_Directions:_ Read the records and gather each line that includes "aposteln".

_Extracted data:_
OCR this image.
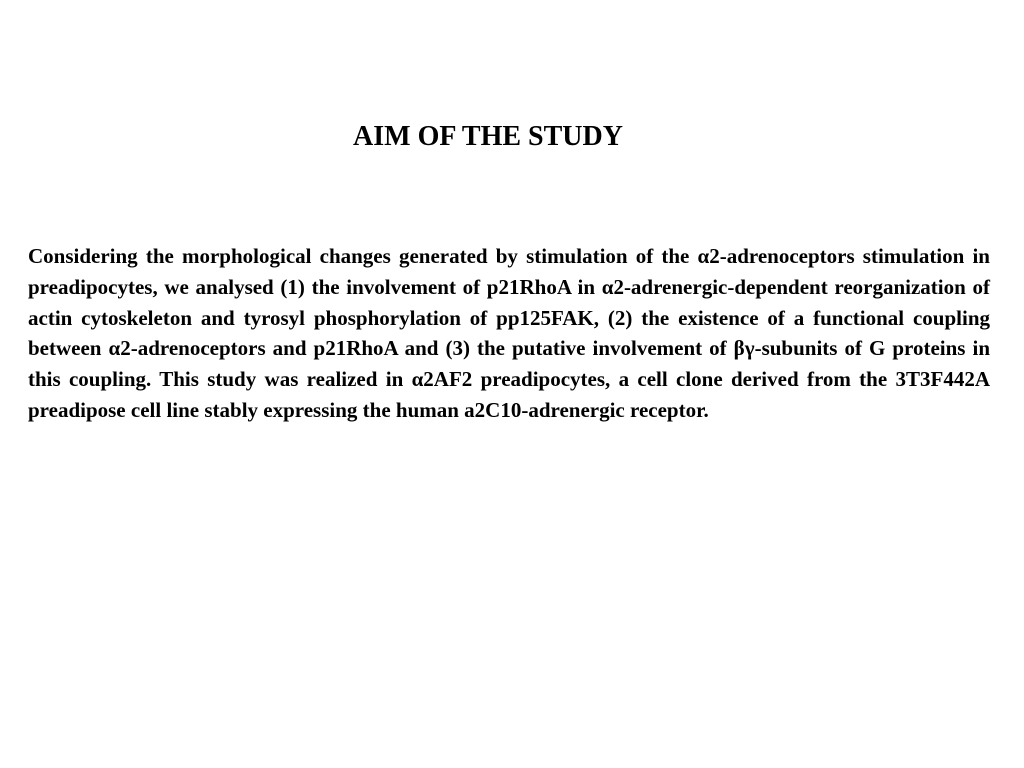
AIM OF THE STUDY

Considering the morphological changes generated by stimulation of the α2-adrenoceptors stimulation in preadipocytes, we analysed (1) the involvement of p21RhoA in α2-adrenergic-dependent reorganization of actin cytoskeleton and tyrosyl phosphorylation of pp125FAK, (2) the existence of a functional coupling between α2-adrenoceptors and p21RhoA and (3) the putative involvement of βγ-subunits of G proteins in this coupling. This study was realized in α2AF2 preadipocytes, a cell clone derived from the 3T3F442A preadipose cell line stably expressing the human a2C10-adrenergic receptor.
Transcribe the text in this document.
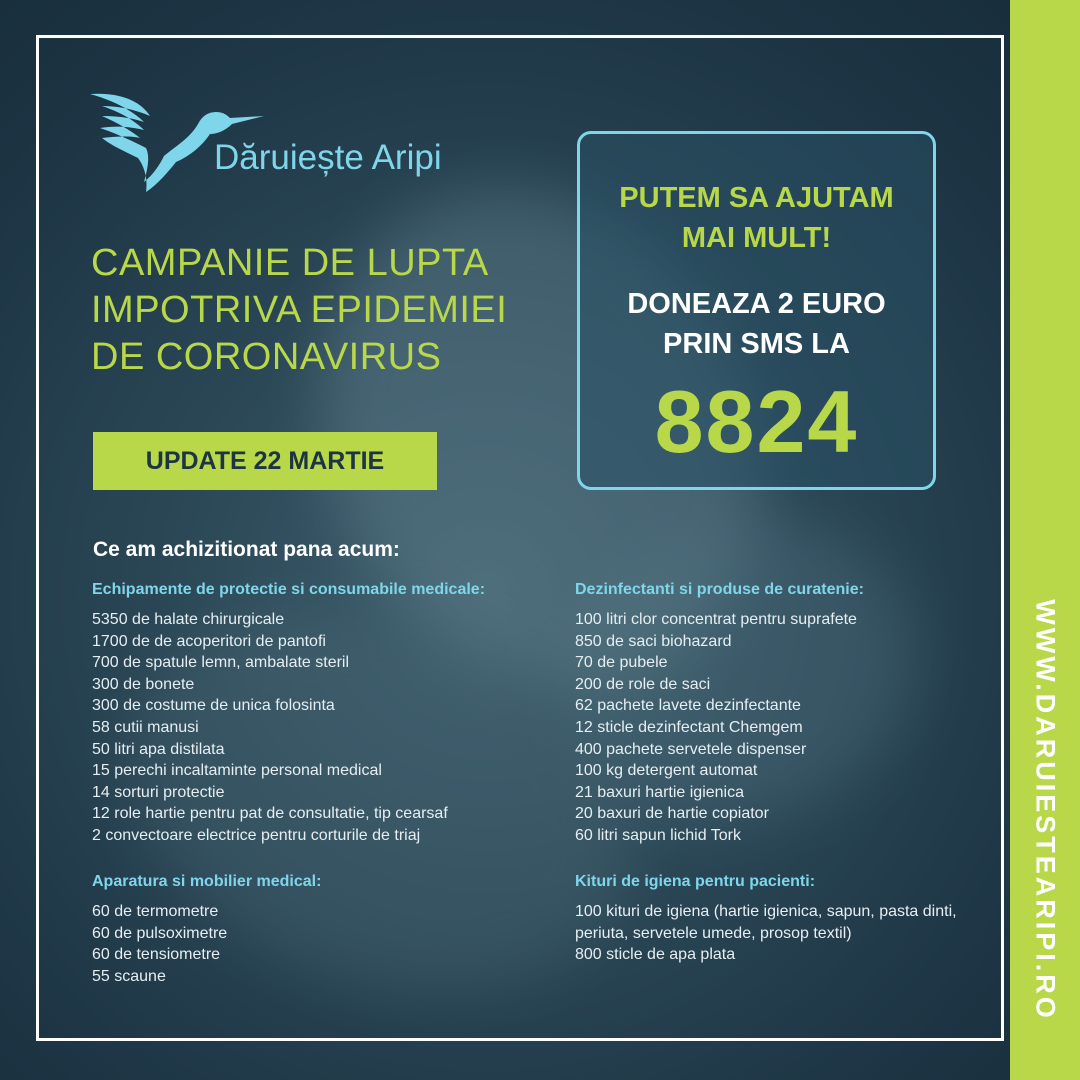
WWW.DARUIESTEARIPI.RO
Dăruiește Aripi
CAMPANIE DE LUPTA
IMPOTRIVA EPIDEMIEI
DE CORONAVIRUS
UPDATE 22 MARTIE
PUTEM SA AJUTAM
MAI MULT!
DONEAZA 2 EURO
PRIN SMS LA
8824
Ce am achizitionat pana acum:
Echipamente de protectie si consumabile medicale:
5350 de halate chirurgicale
1700 de de acoperitori de pantofi
700 de spatule lemn, ambalate steril
300 de bonete
300 de costume de unica folosinta
58 cutii manusi
50 litri apa distilata
15 perechi incaltaminte personal medical
14 sorturi protectie
12 role hartie pentru pat de consultatie, tip cearsaf
2 convectoare electrice pentru corturile de triaj
Aparatura si mobilier medical:
60 de termometre
60 de pulsoximetre
60 de tensiometre
55 scaune
Dezinfectanti si produse de curatenie:
100 litri clor concentrat pentru suprafete
850 de saci biohazard
70 de pubele
200 de role de saci
62 pachete lavete dezinfectante
12 sticle dezinfectant Chemgem
400 pachete servetele dispenser
100 kg detergent automat
21 baxuri hartie igienica
20 baxuri de hartie copiator
60 litri sapun lichid Tork
Kituri de igiena pentru pacienti:
100 kituri de igiena (hartie igienica, sapun, pasta dinti, periuta, servetele umede, prosop textil)
800 sticle de apa plata
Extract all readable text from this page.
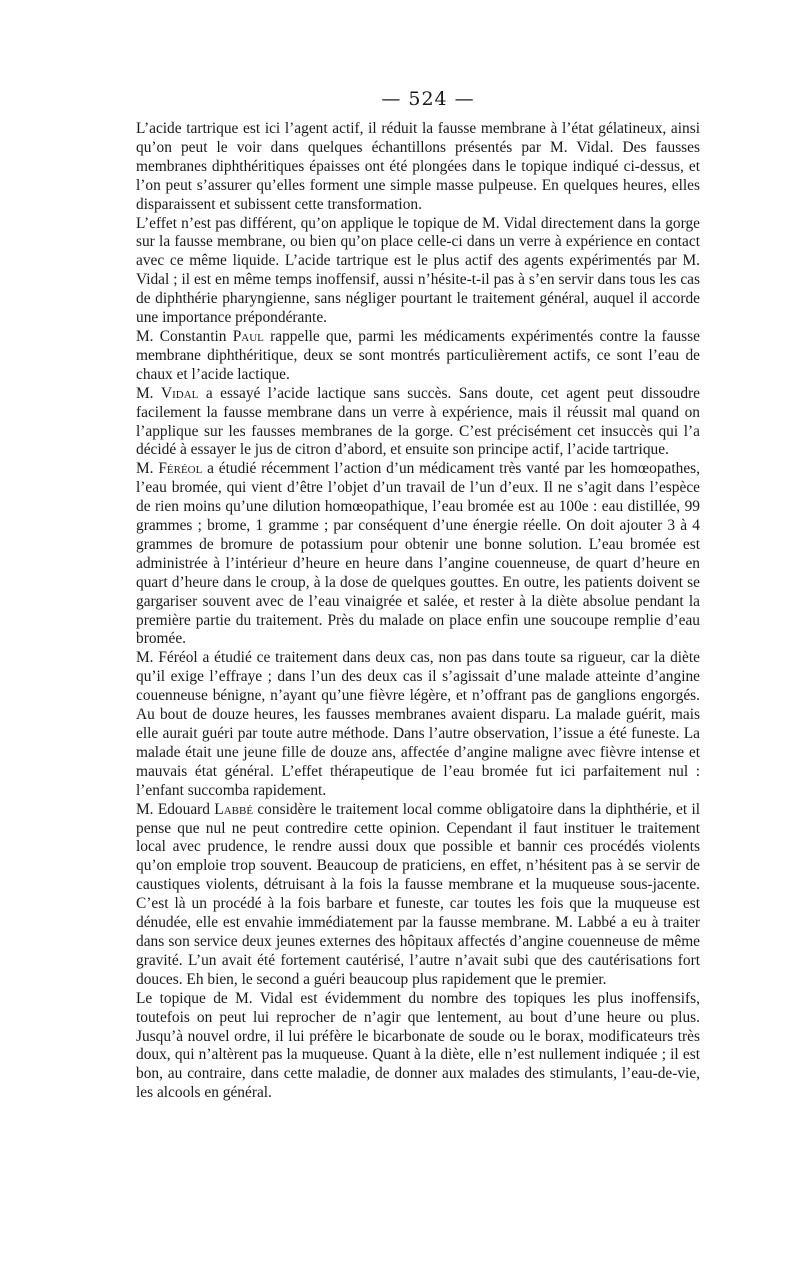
— 524 —

L’acide tartrique est ici l’agent actif, il réduit la fausse membrane à l’état gélatineux, ainsi qu’on peut le voir dans quelques échantillons présentés par M. Vidal. Des fausses membranes diphthéritiques épaisses ont été plongées dans le topique indiqué ci-dessus, et l’on peut s’assurer qu’elles forment une simple masse pulpeuse. En quelques heures, elles disparaissent et subissent cette transformation.

L’effet n’est pas différent, qu’on applique le topique de M. Vidal directement dans la gorge sur la fausse membrane, ou bien qu’on place celle-ci dans un verre à expérience en contact avec ce même liquide. L’acide tartrique est le plus actif des agents expérimentés par M. Vidal ; il est en même temps inoffensif, aussi n’hésite-t-il pas à s’en servir dans tous les cas de diphthérie pharyngienne, sans négliger pourtant le traitement général, auquel il accorde une importance prépondérante.

M. Constantin Paul rappelle que, parmi les médicaments expérimentés contre la fausse membrane diphthéritique, deux se sont montrés particulièrement actifs, ce sont l’eau de chaux et l’acide lactique.

M. Vidal a essayé l’acide lactique sans succès. Sans doute, cet agent peut dissoudre facilement la fausse membrane dans un verre à expérience, mais il réussit mal quand on l’applique sur les fausses membranes de la gorge. C’est précisément cet insuccès qui l’a décidé à essayer le jus de citron d’abord, et ensuite son principe actif, l’acide tartrique.

M. Féréol a étudié récemment l’action d’un médicament très vanté par les homœopathes, l’eau bromée, qui vient d’être l’objet d’un travail de l’un d’eux. Il ne s’agit dans l’espèce de rien moins qu’une dilution homœopathique, l’eau bromée est au 100e : eau distillée, 99 grammes ; brome, 1 gramme ; par conséquent d’une énergie réelle. On doit ajouter 3 à 4 grammes de bromure de potassium pour obtenir une bonne solution. L’eau bromée est administrée à l’intérieur d’heure en heure dans l’angine couenneuse, de quart d’heure en quart d’heure dans le croup, à la dose de quelques gouttes. En outre, les patients doivent se gargariser souvent avec de l’eau vinaigrée et salée, et rester à la diète absolue pendant la première partie du traitement. Près du malade on place enfin une soucoupe remplie d’eau bromée.

M. Féréol a étudié ce traitement dans deux cas, non pas dans toute sa rigueur, car la diète qu’il exige l’effraye ; dans l’un des deux cas il s’agissait d’une malade atteinte d’angine couenneuse bénigne, n’ayant qu’une fièvre légère, et n’offrant pas de ganglions engorgés. Au bout de douze heures, les fausses membranes avaient disparu. La malade guérit, mais elle aurait guéri par toute autre méthode. Dans l’autre observation, l’issue a été funeste. La malade était une jeune fille de douze ans, affectée d’angine maligne avec fièvre intense et mauvais état général. L’effet thérapeutique de l’eau bromée fut ici parfaitement nul : l’enfant succomba rapidement.

M. Edouard Labbé considère le traitement local comme obligatoire dans la diphthérie, et il pense que nul ne peut contredire cette opinion. Cependant il faut instituer le traitement local avec prudence, le rendre aussi doux que possible et bannir ces procédés violents qu’on emploie trop souvent. Beaucoup de praticiens, en effet, n’hésitent pas à se servir de caustiques violents, détruisant à la fois la fausse membrane et la muqueuse sous-jacente. C’est là un procédé à la fois barbare et funeste, car toutes les fois que la muqueuse est dénudée, elle est envahie immédiatement par la fausse membrane. M. Labbé a eu à traiter dans son service deux jeunes externes des hôpitaux affectés d’angine couenneuse de même gravité. L’un avait été fortement cautérisé, l’autre n’avait subi que des cautérisations fort douces. Eh bien, le second a guéri beaucoup plus rapidement que le premier.

Le topique de M. Vidal est évidemment du nombre des topiques les plus inoffensifs, toutefois on peut lui reprocher de n’agir que lentement, au bout d’une heure ou plus. Jusqu’à nouvel ordre, il lui préfère le bicarbonate de soude ou le borax, modificateurs très doux, qui n’altèrent pas la muqueuse. Quant à la diète, elle n’est nullement indiquée ; il est bon, au contraire, dans cette maladie, de donner aux malades des stimulants, l’eau-de-vie, les alcools en général.
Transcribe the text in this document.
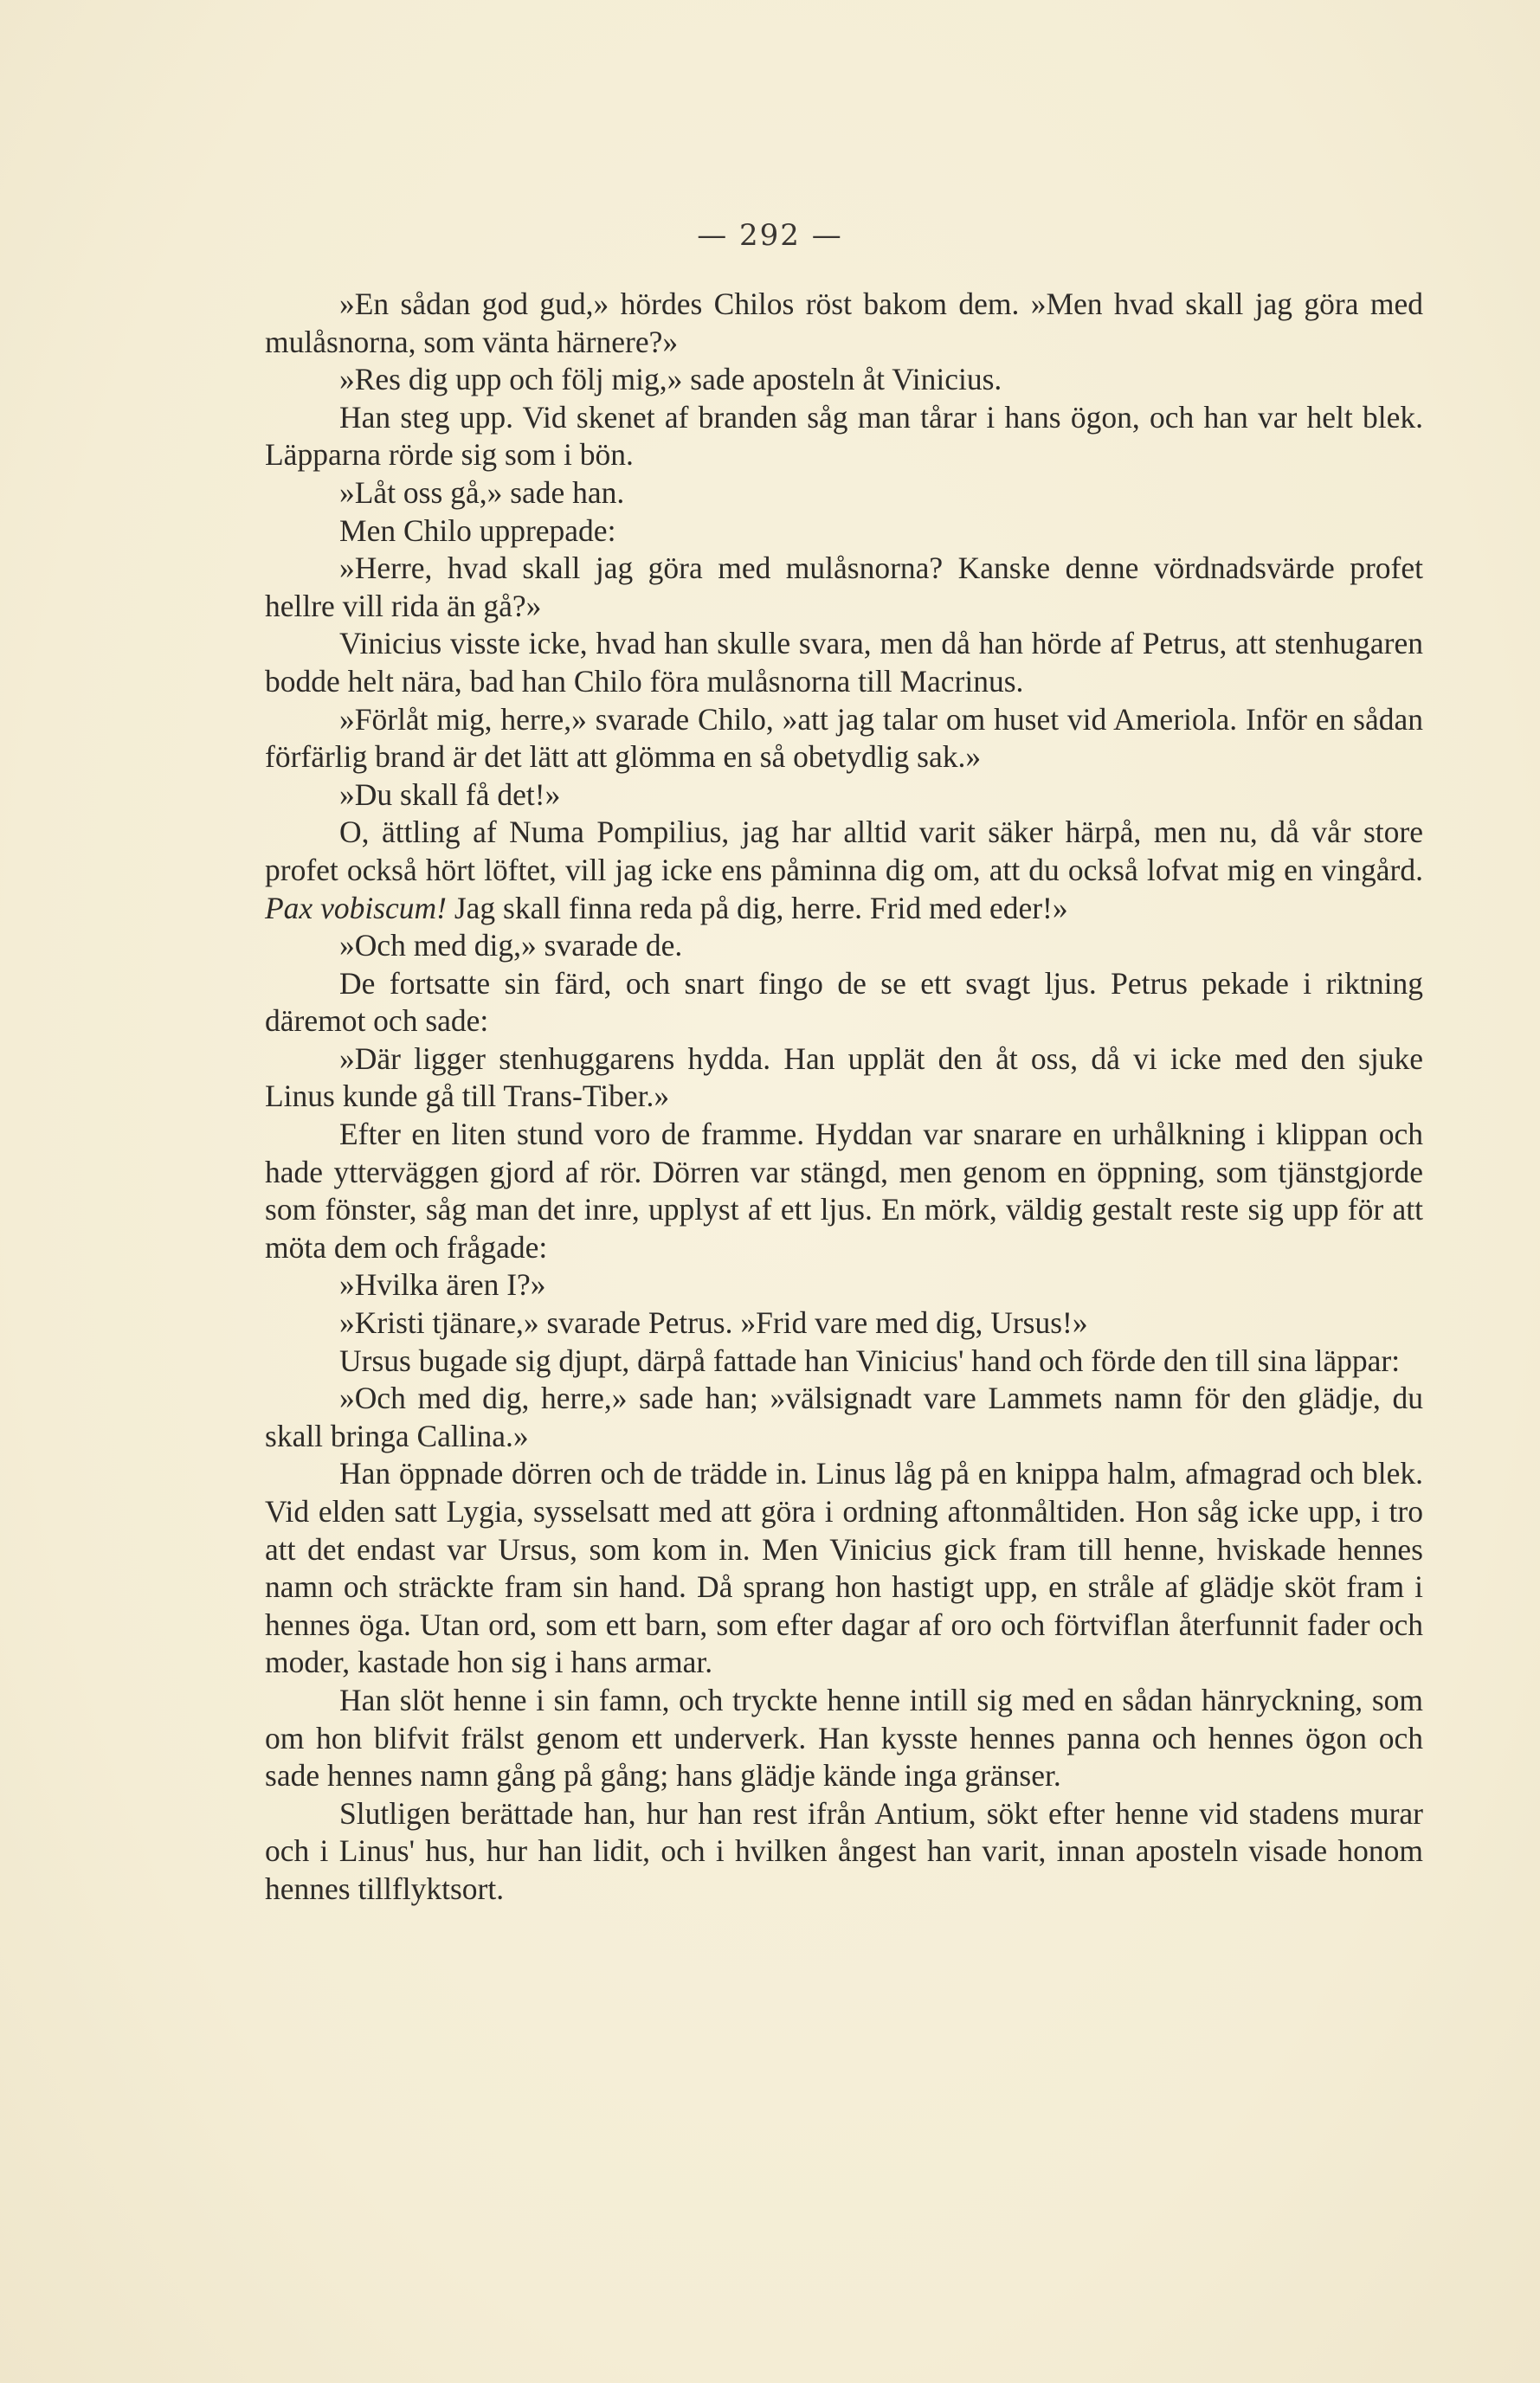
— 292 —

»En sådan god gud,» hördes Chilos röst bakom dem. »Men hvad skall jag göra med mulåsnorna, som vänta härnere?»

»Res dig upp och följ mig,» sade aposteln åt Vinicius.

Han steg upp. Vid skenet af branden såg man tårar i hans ögon, och han var helt blek. Läpparna rörde sig som i bön.

»Låt oss gå,» sade han.

Men Chilo upprepade:

»Herre, hvad skall jag göra med mulåsnorna? Kanske denne vördnadsvärde profet hellre vill rida än gå?»

Vinicius visste icke, hvad han skulle svara, men då han hörde af Petrus, att stenhugaren bodde helt nära, bad han Chilo föra mulåsnorna till Macrinus.

»Förlåt mig, herre,» svarade Chilo, »att jag talar om huset vid Ameriola. Inför en sådan förfärlig brand är det lätt att glömma en så obetydlig sak.»

»Du skall få det!»

O, ättling af Numa Pompilius, jag har alltid varit säker härpå, men nu, då vår store profet också hört löftet, vill jag icke ens påminna dig om, att du också lofvat mig en vingård. Pax vobiscum! Jag skall finna reda på dig, herre. Frid med eder!»

»Och med dig,» svarade de.

De fortsatte sin färd, och snart fingo de se ett svagt ljus. Petrus pekade i riktning däremot och sade:

»Där ligger stenhuggarens hydda. Han upplät den åt oss, då vi icke med den sjuke Linus kunde gå till Trans-Tiber.»

Efter en liten stund voro de framme. Hyddan var snarare en urhålkning i klippan och hade ytterväggen gjord af rör. Dörren var stängd, men genom en öppning, som tjänstgjorde som fönster, såg man det inre, upplyst af ett ljus. En mörk, väldig gestalt reste sig upp för att möta dem och frågade:

»Hvilka ären I?»

»Kristi tjänare,» svarade Petrus. »Frid vare med dig, Ursus!»

Ursus bugade sig djupt, därpå fattade han Vinicius' hand och förde den till sina läppar:

»Och med dig, herre,» sade han; »välsignadt vare Lammets namn för den glädje, du skall bringa Callina.»

Han öppnade dörren och de trädde in. Linus låg på en knippa halm, afmagrad och blek. Vid elden satt Lygia, sysselsatt med att göra i ordning aftonmåltiden. Hon såg icke upp, i tro att det endast var Ursus, som kom in. Men Vinicius gick fram till henne, hviskade hennes namn och sträckte fram sin hand. Då sprang hon hastigt upp, en stråle af glädje sköt fram i hennes öga. Utan ord, som ett barn, som efter dagar af oro och förtviflan återfunnit fader och moder, kastade hon sig i hans armar.

Han slöt henne i sin famn, och tryckte henne intill sig med en sådan hänryckning, som om hon blifvit frälst genom ett underverk. Han kysste hennes panna och hennes ögon och sade hennes namn gång på gång; hans glädje kände inga gränser.

Slutligen berättade han, hur han rest ifrån Antium, sökt efter henne vid stadens murar och i Linus' hus, hur han lidit, och i hvilken ångest han varit, innan aposteln visade honom hennes tillflyktsort.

_Exercise answer:_
»Res dig upp och följ mig,» sade aposteln åt Vinicius.
Slutligen berättade han, hur han rest ifrån Antium, sökt efter henne vid stadens murar och i Linus' hus, hur han lidit, och i hvilken ångest han varit, innan aposteln visade honom hennes tillflyktsort.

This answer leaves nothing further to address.